> _Aim_: Output only the lines that run from the line holding "Serialize everything readable" to the end of the entries, both ends included, and skip the pictures.
## START
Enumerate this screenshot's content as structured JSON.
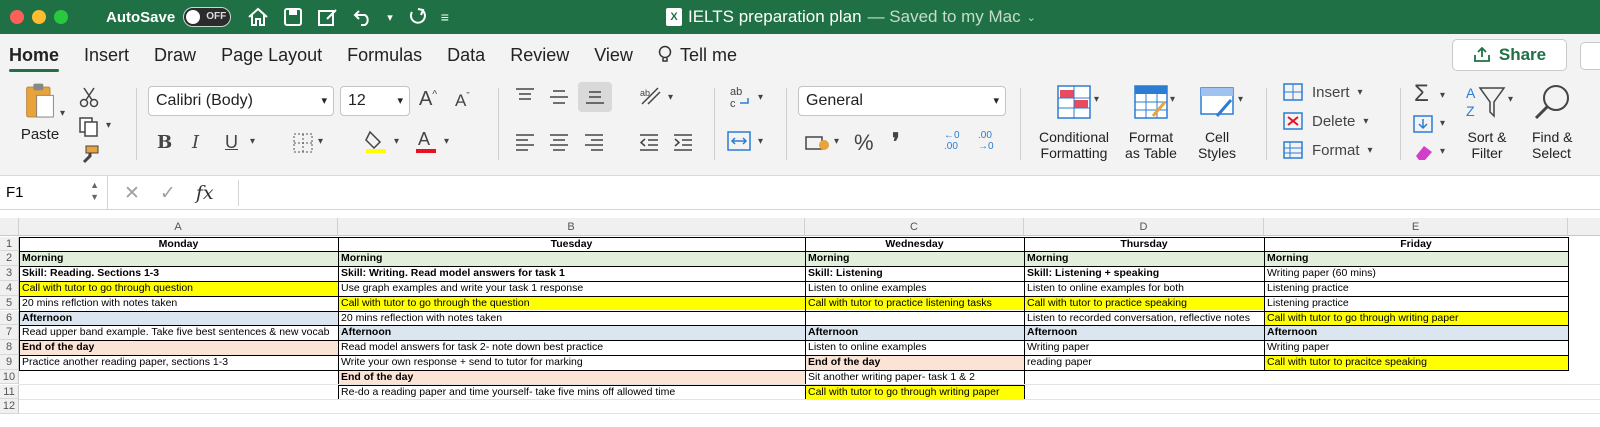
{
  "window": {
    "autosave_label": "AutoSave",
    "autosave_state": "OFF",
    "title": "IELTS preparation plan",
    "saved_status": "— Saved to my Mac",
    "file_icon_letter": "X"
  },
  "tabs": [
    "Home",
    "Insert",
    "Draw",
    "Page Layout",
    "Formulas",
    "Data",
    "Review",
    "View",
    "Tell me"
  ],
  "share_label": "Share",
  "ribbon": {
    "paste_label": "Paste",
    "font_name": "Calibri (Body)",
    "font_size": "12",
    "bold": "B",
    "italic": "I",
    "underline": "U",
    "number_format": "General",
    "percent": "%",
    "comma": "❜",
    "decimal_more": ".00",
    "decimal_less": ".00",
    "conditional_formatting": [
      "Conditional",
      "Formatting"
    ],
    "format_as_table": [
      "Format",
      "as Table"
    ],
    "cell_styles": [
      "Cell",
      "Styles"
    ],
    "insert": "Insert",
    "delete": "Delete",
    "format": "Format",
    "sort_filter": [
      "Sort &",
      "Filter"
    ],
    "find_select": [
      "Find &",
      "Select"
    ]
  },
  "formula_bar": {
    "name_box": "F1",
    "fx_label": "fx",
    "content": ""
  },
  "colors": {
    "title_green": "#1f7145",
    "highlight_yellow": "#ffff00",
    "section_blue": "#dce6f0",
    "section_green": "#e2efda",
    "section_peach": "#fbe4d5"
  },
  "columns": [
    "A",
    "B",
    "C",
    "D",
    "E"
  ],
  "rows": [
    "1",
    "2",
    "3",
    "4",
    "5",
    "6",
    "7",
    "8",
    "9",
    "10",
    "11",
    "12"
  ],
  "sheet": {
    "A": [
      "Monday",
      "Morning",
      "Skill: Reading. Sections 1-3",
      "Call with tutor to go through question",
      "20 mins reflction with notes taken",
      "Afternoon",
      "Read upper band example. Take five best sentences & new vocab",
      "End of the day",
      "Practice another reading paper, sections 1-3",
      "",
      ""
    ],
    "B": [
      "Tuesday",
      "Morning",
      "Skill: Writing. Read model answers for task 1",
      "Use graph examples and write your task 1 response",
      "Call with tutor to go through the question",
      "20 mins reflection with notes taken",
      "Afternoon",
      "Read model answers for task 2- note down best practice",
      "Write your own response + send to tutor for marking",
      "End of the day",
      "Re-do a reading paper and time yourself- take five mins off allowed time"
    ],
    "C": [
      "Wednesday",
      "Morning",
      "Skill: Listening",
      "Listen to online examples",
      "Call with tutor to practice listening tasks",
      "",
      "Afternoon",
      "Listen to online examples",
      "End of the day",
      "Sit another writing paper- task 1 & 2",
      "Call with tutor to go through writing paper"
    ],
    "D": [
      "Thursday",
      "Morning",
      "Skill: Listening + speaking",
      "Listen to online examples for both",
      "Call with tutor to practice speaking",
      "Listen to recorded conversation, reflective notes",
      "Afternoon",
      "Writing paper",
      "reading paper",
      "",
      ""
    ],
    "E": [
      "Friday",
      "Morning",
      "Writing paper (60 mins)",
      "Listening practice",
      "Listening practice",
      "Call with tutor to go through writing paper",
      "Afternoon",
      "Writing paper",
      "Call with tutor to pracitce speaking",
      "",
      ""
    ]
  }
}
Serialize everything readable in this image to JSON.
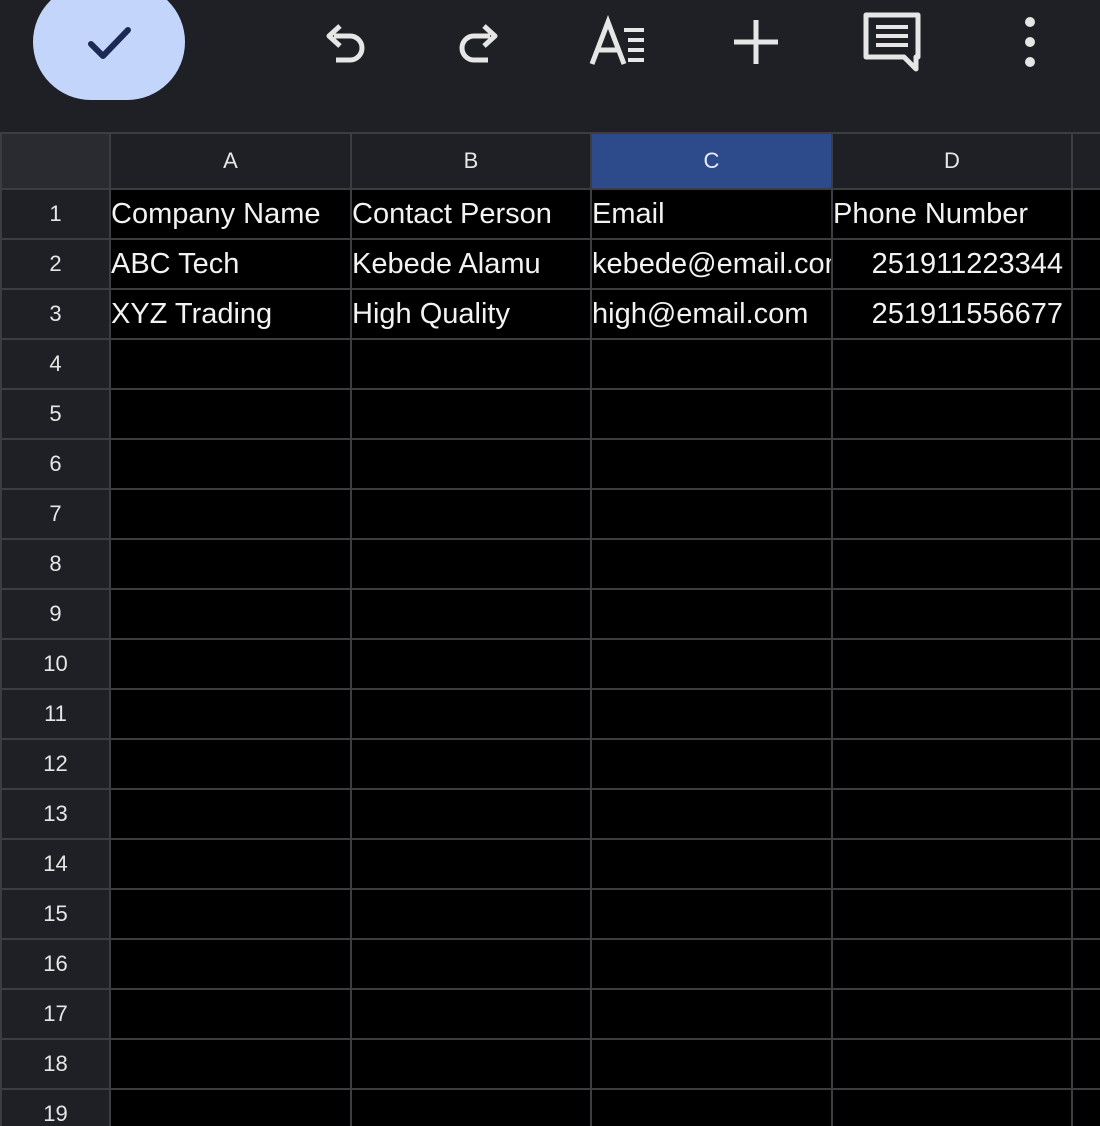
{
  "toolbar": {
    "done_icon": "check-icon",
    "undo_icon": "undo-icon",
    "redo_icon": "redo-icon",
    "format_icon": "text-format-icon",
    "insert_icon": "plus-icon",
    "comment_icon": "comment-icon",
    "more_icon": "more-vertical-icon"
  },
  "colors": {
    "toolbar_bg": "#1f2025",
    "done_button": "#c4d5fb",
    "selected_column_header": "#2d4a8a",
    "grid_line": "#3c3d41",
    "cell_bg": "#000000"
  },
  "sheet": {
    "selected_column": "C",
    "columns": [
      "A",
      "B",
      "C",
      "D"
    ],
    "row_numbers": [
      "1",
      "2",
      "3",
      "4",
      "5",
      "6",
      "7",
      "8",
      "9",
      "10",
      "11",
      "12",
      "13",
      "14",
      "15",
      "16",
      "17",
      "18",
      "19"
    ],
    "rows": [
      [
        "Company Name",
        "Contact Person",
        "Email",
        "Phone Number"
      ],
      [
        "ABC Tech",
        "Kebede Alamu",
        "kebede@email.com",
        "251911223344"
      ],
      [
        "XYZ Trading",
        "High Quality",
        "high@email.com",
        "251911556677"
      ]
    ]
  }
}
## END
> _Finished task_:
Serialize everything readable in this image to JSON.
{
  "toolbar": {
    "done_icon": "check-icon",
    "undo_icon": "undo-icon",
    "redo_icon": "redo-icon",
    "format_icon": "text-format-icon",
    "insert_icon": "plus-icon",
    "comment_icon": "comment-icon",
    "more_icon": "more-vertical-icon"
  },
  "colors": {
    "toolbar_bg": "#1f2025",
    "done_button": "#c4d5fb",
    "selected_column_header": "#2d4a8a",
    "grid_line": "#3c3d41",
    "cell_bg": "#000000"
  },
  "sheet": {
    "selected_column": "C",
    "columns": [
      "A",
      "B",
      "C",
      "D"
    ],
    "row_numbers": [
      "1",
      "2",
      "3",
      "4",
      "5",
      "6",
      "7",
      "8",
      "9",
      "10",
      "11",
      "12",
      "13",
      "14",
      "15",
      "16",
      "17",
      "18",
      "19"
    ],
    "rows": [
      [
        "Company Name",
        "Contact Person",
        "Email",
        "Phone Number"
      ],
      [
        "ABC Tech",
        "Kebede Alamu",
        "kebede@email.com",
        "251911223344"
      ],
      [
        "XYZ Trading",
        "High Quality",
        "high@email.com",
        "251911556677"
      ]
    ]
  }
}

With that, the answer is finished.